§ WHAT THE EXERCISE ASKS: Please retype the records below exactly, leaving out any pictures.

§ ENTRIES SHOWN:
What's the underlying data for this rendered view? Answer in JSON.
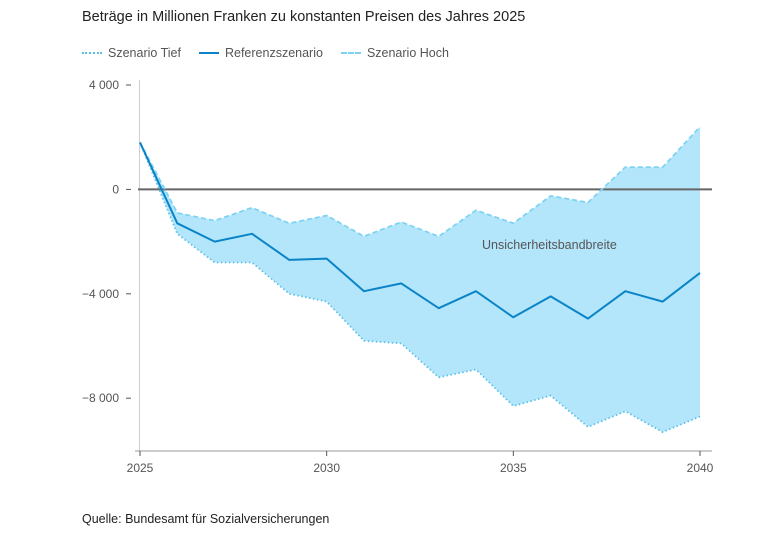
{
  "title": "Beträge in Millionen Franken zu konstanten Preisen des Jahres 2025",
  "source": "Quelle: Bundesamt für Sozialversicherungen",
  "colors": {
    "band": "#b3e6fb",
    "reference": "#0a84c6",
    "low": "#5bc0e8",
    "high": "#7fd3f2",
    "zero_line": "#666666",
    "axis": "#555555"
  },
  "chart_data": {
    "type": "area",
    "title": "Beträge in Millionen Franken zu konstanten Preisen des Jahres 2025",
    "xlabel": "",
    "ylabel": "",
    "xlim": [
      2025,
      2040
    ],
    "ylim": [
      -10000,
      4000
    ],
    "x_ticks": [
      2025,
      2030,
      2035,
      2040
    ],
    "x_tick_labels": [
      "2025",
      "2030",
      "2035",
      "2040"
    ],
    "y_ticks": [
      4000,
      0,
      -4000,
      -8000
    ],
    "y_tick_labels": [
      "4 000",
      "0",
      "−4 000",
      "−8 000"
    ],
    "legend_position": "top-left",
    "band_annotation": "Unsicherheitsbandbreite",
    "x": [
      2025,
      2026,
      2027,
      2028,
      2029,
      2030,
      2031,
      2032,
      2033,
      2034,
      2035,
      2036,
      2037,
      2038,
      2039,
      2040
    ],
    "series": [
      {
        "name": "Szenario Tief",
        "style": "dotted",
        "values": [
          1800,
          -1700,
          -2800,
          -2800,
          -4000,
          -4300,
          -5800,
          -5900,
          -7200,
          -6900,
          -8300,
          -7900,
          -9100,
          -8500,
          -9300,
          -8700
        ]
      },
      {
        "name": "Referenzszenario",
        "style": "solid",
        "values": [
          1800,
          -1300,
          -2000,
          -1700,
          -2700,
          -2650,
          -3900,
          -3600,
          -4550,
          -3900,
          -4900,
          -4100,
          -4950,
          -3900,
          -4300,
          -3200
        ]
      },
      {
        "name": "Szenario Hoch",
        "style": "dashed",
        "values": [
          1800,
          -900,
          -1200,
          -700,
          -1300,
          -1000,
          -1800,
          -1250,
          -1800,
          -800,
          -1300,
          -250,
          -500,
          850,
          850,
          2400
        ]
      }
    ]
  }
}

§ EXERCISE ANSWER:
What's the underlying data for this rendered view? Answer in JSON.
{
  "title": "Beträge in Millionen Franken zu konstanten Preisen des Jahres 2025",
  "source": "Quelle: Bundesamt für Sozialversicherungen",
  "colors": {
    "band": "#b3e6fb",
    "reference": "#0a84c6",
    "low": "#5bc0e8",
    "high": "#7fd3f2",
    "zero_line": "#666666",
    "axis": "#555555"
  },
  "chart_data": {
    "type": "area",
    "title": "Beträge in Millionen Franken zu konstanten Preisen des Jahres 2025",
    "xlabel": "",
    "ylabel": "",
    "xlim": [
      2025,
      2040
    ],
    "ylim": [
      -10000,
      4000
    ],
    "x_ticks": [
      2025,
      2030,
      2035,
      2040
    ],
    "x_tick_labels": [
      "2025",
      "2030",
      "2035",
      "2040"
    ],
    "y_ticks": [
      4000,
      0,
      -4000,
      -8000
    ],
    "y_tick_labels": [
      "4 000",
      "0",
      "−4 000",
      "−8 000"
    ],
    "legend_position": "top-left",
    "band_annotation": "Unsicherheitsbandbreite",
    "x": [
      2025,
      2026,
      2027,
      2028,
      2029,
      2030,
      2031,
      2032,
      2033,
      2034,
      2035,
      2036,
      2037,
      2038,
      2039,
      2040
    ],
    "series": [
      {
        "name": "Szenario Tief",
        "style": "dotted",
        "values": [
          1800,
          -1700,
          -2800,
          -2800,
          -4000,
          -4300,
          -5800,
          -5900,
          -7200,
          -6900,
          -8300,
          -7900,
          -9100,
          -8500,
          -9300,
          -8700
        ]
      },
      {
        "name": "Referenzszenario",
        "style": "solid",
        "values": [
          1800,
          -1300,
          -2000,
          -1700,
          -2700,
          -2650,
          -3900,
          -3600,
          -4550,
          -3900,
          -4900,
          -4100,
          -4950,
          -3900,
          -4300,
          -3200
        ]
      },
      {
        "name": "Szenario Hoch",
        "style": "dashed",
        "values": [
          1800,
          -900,
          -1200,
          -700,
          -1300,
          -1000,
          -1800,
          -1250,
          -1800,
          -800,
          -1300,
          -250,
          -500,
          850,
          850,
          2400
        ]
      }
    ]
  }
}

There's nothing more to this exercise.